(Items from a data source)
* START *

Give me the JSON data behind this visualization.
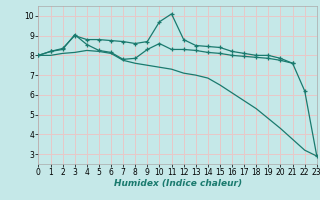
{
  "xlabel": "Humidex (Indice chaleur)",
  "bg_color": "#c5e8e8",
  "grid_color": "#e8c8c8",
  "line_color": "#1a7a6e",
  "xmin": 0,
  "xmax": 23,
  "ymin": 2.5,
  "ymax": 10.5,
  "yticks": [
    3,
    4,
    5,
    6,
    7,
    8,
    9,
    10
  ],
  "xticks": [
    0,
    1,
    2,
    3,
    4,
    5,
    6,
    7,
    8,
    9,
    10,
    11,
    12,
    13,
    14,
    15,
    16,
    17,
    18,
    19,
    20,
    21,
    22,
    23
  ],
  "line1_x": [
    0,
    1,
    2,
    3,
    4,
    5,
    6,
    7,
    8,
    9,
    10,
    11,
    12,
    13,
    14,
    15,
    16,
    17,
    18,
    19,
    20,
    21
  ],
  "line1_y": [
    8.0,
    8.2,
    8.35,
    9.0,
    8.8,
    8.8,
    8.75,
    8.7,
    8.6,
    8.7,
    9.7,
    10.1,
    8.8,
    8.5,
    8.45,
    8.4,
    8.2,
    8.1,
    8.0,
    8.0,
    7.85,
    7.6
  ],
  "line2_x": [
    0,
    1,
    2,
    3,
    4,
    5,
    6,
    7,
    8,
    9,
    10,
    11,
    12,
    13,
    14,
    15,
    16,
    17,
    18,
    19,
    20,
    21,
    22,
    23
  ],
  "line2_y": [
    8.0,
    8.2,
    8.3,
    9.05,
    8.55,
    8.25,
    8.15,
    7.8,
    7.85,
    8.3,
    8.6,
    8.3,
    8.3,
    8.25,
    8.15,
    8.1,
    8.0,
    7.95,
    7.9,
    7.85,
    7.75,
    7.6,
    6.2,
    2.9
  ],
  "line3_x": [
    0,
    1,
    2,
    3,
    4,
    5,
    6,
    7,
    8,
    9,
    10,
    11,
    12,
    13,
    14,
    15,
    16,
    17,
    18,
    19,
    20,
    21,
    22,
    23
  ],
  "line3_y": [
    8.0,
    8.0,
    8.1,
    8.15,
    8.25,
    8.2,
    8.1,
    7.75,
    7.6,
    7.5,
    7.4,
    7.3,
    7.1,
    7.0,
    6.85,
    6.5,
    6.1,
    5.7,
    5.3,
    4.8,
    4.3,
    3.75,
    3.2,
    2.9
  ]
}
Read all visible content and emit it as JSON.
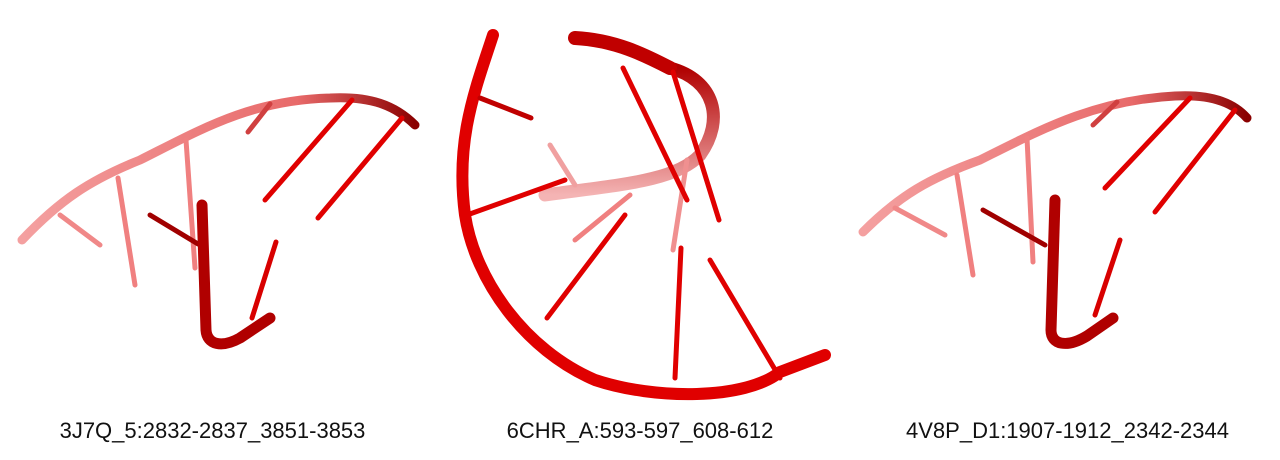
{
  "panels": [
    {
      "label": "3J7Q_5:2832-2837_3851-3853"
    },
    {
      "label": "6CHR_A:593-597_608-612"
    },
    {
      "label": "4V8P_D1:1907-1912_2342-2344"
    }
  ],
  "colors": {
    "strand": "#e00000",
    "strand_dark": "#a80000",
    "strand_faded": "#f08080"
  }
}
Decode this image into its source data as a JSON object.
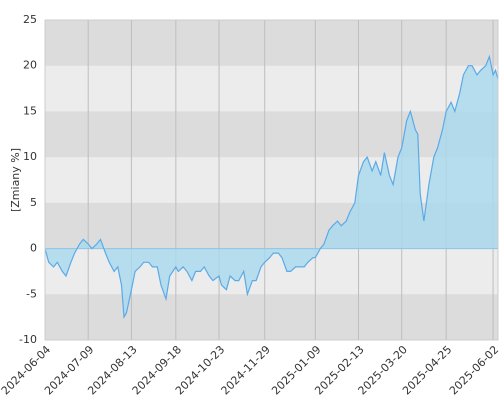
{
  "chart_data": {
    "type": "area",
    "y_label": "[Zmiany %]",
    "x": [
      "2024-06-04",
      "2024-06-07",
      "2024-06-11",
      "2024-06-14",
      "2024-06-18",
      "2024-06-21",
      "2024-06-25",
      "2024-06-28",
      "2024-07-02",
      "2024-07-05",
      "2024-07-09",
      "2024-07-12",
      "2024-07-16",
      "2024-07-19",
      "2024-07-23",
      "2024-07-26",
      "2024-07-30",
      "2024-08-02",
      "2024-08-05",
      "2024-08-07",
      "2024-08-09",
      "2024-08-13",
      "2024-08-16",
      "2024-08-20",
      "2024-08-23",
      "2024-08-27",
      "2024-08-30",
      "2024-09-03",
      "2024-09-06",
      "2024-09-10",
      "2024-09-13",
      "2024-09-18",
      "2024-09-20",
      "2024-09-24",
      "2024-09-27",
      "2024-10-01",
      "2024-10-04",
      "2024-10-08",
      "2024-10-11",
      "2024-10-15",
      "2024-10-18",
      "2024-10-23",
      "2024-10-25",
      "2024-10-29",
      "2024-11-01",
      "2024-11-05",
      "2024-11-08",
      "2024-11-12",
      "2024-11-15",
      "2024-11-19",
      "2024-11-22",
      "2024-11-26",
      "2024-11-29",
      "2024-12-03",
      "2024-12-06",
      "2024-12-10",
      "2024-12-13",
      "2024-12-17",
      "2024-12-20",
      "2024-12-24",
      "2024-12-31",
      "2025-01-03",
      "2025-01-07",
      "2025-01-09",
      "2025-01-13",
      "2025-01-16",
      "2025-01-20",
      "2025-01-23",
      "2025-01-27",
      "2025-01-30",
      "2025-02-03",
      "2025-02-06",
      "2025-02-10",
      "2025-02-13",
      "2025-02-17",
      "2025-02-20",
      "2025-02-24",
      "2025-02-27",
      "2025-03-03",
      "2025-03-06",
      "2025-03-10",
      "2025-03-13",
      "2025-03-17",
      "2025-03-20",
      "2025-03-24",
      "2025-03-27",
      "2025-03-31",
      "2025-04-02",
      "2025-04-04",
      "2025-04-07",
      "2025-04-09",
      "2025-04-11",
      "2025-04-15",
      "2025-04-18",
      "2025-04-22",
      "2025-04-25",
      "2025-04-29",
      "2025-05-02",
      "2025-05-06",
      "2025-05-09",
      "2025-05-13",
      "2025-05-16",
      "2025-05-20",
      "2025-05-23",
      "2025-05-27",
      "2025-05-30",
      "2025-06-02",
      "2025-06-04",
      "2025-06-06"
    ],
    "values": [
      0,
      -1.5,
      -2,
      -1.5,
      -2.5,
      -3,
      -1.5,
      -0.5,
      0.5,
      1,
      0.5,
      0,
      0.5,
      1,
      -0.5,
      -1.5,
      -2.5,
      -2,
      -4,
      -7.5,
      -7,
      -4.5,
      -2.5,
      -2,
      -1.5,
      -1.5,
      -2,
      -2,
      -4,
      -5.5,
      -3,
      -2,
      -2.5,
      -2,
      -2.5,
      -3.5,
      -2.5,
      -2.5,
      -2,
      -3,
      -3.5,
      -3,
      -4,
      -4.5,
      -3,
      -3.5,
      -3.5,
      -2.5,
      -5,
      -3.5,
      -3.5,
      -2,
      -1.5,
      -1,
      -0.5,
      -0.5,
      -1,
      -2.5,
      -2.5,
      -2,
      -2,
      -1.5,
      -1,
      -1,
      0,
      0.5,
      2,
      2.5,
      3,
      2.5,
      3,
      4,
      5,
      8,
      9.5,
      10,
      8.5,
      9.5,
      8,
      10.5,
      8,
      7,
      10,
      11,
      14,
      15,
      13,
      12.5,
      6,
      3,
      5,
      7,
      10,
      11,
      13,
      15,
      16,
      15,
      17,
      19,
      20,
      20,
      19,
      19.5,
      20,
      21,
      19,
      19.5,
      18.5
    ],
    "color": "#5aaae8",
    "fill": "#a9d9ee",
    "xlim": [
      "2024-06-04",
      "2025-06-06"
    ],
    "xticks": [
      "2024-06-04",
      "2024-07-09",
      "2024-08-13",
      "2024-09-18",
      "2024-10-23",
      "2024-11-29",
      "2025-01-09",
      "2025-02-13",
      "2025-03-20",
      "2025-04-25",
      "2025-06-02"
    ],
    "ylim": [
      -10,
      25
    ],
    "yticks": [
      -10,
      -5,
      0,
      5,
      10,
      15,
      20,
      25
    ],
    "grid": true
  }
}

* END *

WRITTEN INSTRUCTION – All of the material above should be reproduced exactly, except the pictures.

SOLUTION TO THIS TASK –
Give me the JSON data behind this visualization.
{
  "xlabel": "Humidex (Indice chaleur)",
  "bg_color": "#c5e8e8",
  "grid_color": "#e8c8c8",
  "line_color": "#1a7a6e",
  "xmin": 0,
  "xmax": 23,
  "ymin": 2.5,
  "ymax": 10.5,
  "yticks": [
    3,
    4,
    5,
    6,
    7,
    8,
    9,
    10
  ],
  "xticks": [
    0,
    1,
    2,
    3,
    4,
    5,
    6,
    7,
    8,
    9,
    10,
    11,
    12,
    13,
    14,
    15,
    16,
    17,
    18,
    19,
    20,
    21,
    22,
    23
  ],
  "line1_x": [
    0,
    1,
    2,
    3,
    4,
    5,
    6,
    7,
    8,
    9,
    10,
    11,
    12,
    13,
    14,
    15,
    16,
    17,
    18,
    19,
    20,
    21
  ],
  "line1_y": [
    8.0,
    8.2,
    8.35,
    9.0,
    8.8,
    8.8,
    8.75,
    8.7,
    8.6,
    8.7,
    9.7,
    10.1,
    8.8,
    8.5,
    8.45,
    8.4,
    8.2,
    8.1,
    8.0,
    8.0,
    7.85,
    7.6
  ],
  "line2_x": [
    0,
    1,
    2,
    3,
    4,
    5,
    6,
    7,
    8,
    9,
    10,
    11,
    12,
    13,
    14,
    15,
    16,
    17,
    18,
    19,
    20,
    21,
    22,
    23
  ],
  "line2_y": [
    8.0,
    8.2,
    8.3,
    9.05,
    8.55,
    8.25,
    8.15,
    7.8,
    7.85,
    8.3,
    8.6,
    8.3,
    8.3,
    8.25,
    8.15,
    8.1,
    8.0,
    7.95,
    7.9,
    7.85,
    7.75,
    7.6,
    6.2,
    2.9
  ],
  "line3_x": [
    0,
    1,
    2,
    3,
    4,
    5,
    6,
    7,
    8,
    9,
    10,
    11,
    12,
    13,
    14,
    15,
    16,
    17,
    18,
    19,
    20,
    21,
    22,
    23
  ],
  "line3_y": [
    8.0,
    8.0,
    8.1,
    8.15,
    8.25,
    8.2,
    8.1,
    7.75,
    7.6,
    7.5,
    7.4,
    7.3,
    7.1,
    7.0,
    6.85,
    6.5,
    6.1,
    5.7,
    5.3,
    4.8,
    4.3,
    3.75,
    3.2,
    2.9
  ]
}
Read all visible content and emit it as JSON.
{
  "panels": [
    {
      "label": "3J7Q_5:2832-2837_3851-3853"
    },
    {
      "label": "6CHR_A:593-597_608-612"
    },
    {
      "label": "4V8P_D1:1907-1912_2342-2344"
    }
  ],
  "colors": {
    "strand": "#e00000",
    "strand_dark": "#a80000",
    "strand_faded": "#f08080"
  }
}
Decode this image into its source data as a JSON object.
{
  "chart_data": {
    "type": "area",
    "y_label": "[Zmiany %]",
    "x": [
      "2024-06-04",
      "2024-06-07",
      "2024-06-11",
      "2024-06-14",
      "2024-06-18",
      "2024-06-21",
      "2024-06-25",
      "2024-06-28",
      "2024-07-02",
      "2024-07-05",
      "2024-07-09",
      "2024-07-12",
      "2024-07-16",
      "2024-07-19",
      "2024-07-23",
      "2024-07-26",
      "2024-07-30",
      "2024-08-02",
      "2024-08-05",
      "2024-08-07",
      "2024-08-09",
      "2024-08-13",
      "2024-08-16",
      "2024-08-20",
      "2024-08-23",
      "2024-08-27",
      "2024-08-30",
      "2024-09-03",
      "2024-09-06",
      "2024-09-10",
      "2024-09-13",
      "2024-09-18",
      "2024-09-20",
      "2024-09-24",
      "2024-09-27",
      "2024-10-01",
      "2024-10-04",
      "2024-10-08",
      "2024-10-11",
      "2024-10-15",
      "2024-10-18",
      "2024-10-23",
      "2024-10-25",
      "2024-10-29",
      "2024-11-01",
      "2024-11-05",
      "2024-11-08",
      "2024-11-12",
      "2024-11-15",
      "2024-11-19",
      "2024-11-22",
      "2024-11-26",
      "2024-11-29",
      "2024-12-03",
      "2024-12-06",
      "2024-12-10",
      "2024-12-13",
      "2024-12-17",
      "2024-12-20",
      "2024-12-24",
      "2024-12-31",
      "2025-01-03",
      "2025-01-07",
      "2025-01-09",
      "2025-01-13",
      "2025-01-16",
      "2025-01-20",
      "2025-01-23",
      "2025-01-27",
      "2025-01-30",
      "2025-02-03",
      "2025-02-06",
      "2025-02-10",
      "2025-02-13",
      "2025-02-17",
      "2025-02-20",
      "2025-02-24",
      "2025-02-27",
      "2025-03-03",
      "2025-03-06",
      "2025-03-10",
      "2025-03-13",
      "2025-03-17",
      "2025-03-20",
      "2025-03-24",
      "2025-03-27",
      "2025-03-31",
      "2025-04-02",
      "2025-04-04",
      "2025-04-07",
      "2025-04-09",
      "2025-04-11",
      "2025-04-15",
      "2025-04-18",
      "2025-04-22",
      "2025-04-25",
      "2025-04-29",
      "2025-05-02",
      "2025-05-06",
      "2025-05-09",
      "2025-05-13",
      "2025-05-16",
      "2025-05-20",
      "2025-05-23",
      "2025-05-27",
      "2025-05-30",
      "2025-06-02",
      "2025-06-04",
      "2025-06-06"
    ],
    "values": [
      0,
      -1.5,
      -2,
      -1.5,
      -2.5,
      -3,
      -1.5,
      -0.5,
      0.5,
      1,
      0.5,
      0,
      0.5,
      1,
      -0.5,
      -1.5,
      -2.5,
      -2,
      -4,
      -7.5,
      -7,
      -4.5,
      -2.5,
      -2,
      -1.5,
      -1.5,
      -2,
      -2,
      -4,
      -5.5,
      -3,
      -2,
      -2.5,
      -2,
      -2.5,
      -3.5,
      -2.5,
      -2.5,
      -2,
      -3,
      -3.5,
      -3,
      -4,
      -4.5,
      -3,
      -3.5,
      -3.5,
      -2.5,
      -5,
      -3.5,
      -3.5,
      -2,
      -1.5,
      -1,
      -0.5,
      -0.5,
      -1,
      -2.5,
      -2.5,
      -2,
      -2,
      -1.5,
      -1,
      -1,
      0,
      0.5,
      2,
      2.5,
      3,
      2.5,
      3,
      4,
      5,
      8,
      9.5,
      10,
      8.5,
      9.5,
      8,
      10.5,
      8,
      7,
      10,
      11,
      14,
      15,
      13,
      12.5,
      6,
      3,
      5,
      7,
      10,
      11,
      13,
      15,
      16,
      15,
      17,
      19,
      20,
      20,
      19,
      19.5,
      20,
      21,
      19,
      19.5,
      18.5
    ],
    "color": "#5aaae8",
    "fill": "#a9d9ee",
    "xlim": [
      "2024-06-04",
      "2025-06-06"
    ],
    "xticks": [
      "2024-06-04",
      "2024-07-09",
      "2024-08-13",
      "2024-09-18",
      "2024-10-23",
      "2024-11-29",
      "2025-01-09",
      "2025-02-13",
      "2025-03-20",
      "2025-04-25",
      "2025-06-02"
    ],
    "ylim": [
      -10,
      25
    ],
    "yticks": [
      -10,
      -5,
      0,
      5,
      10,
      15,
      20,
      25
    ],
    "grid": true
  }
}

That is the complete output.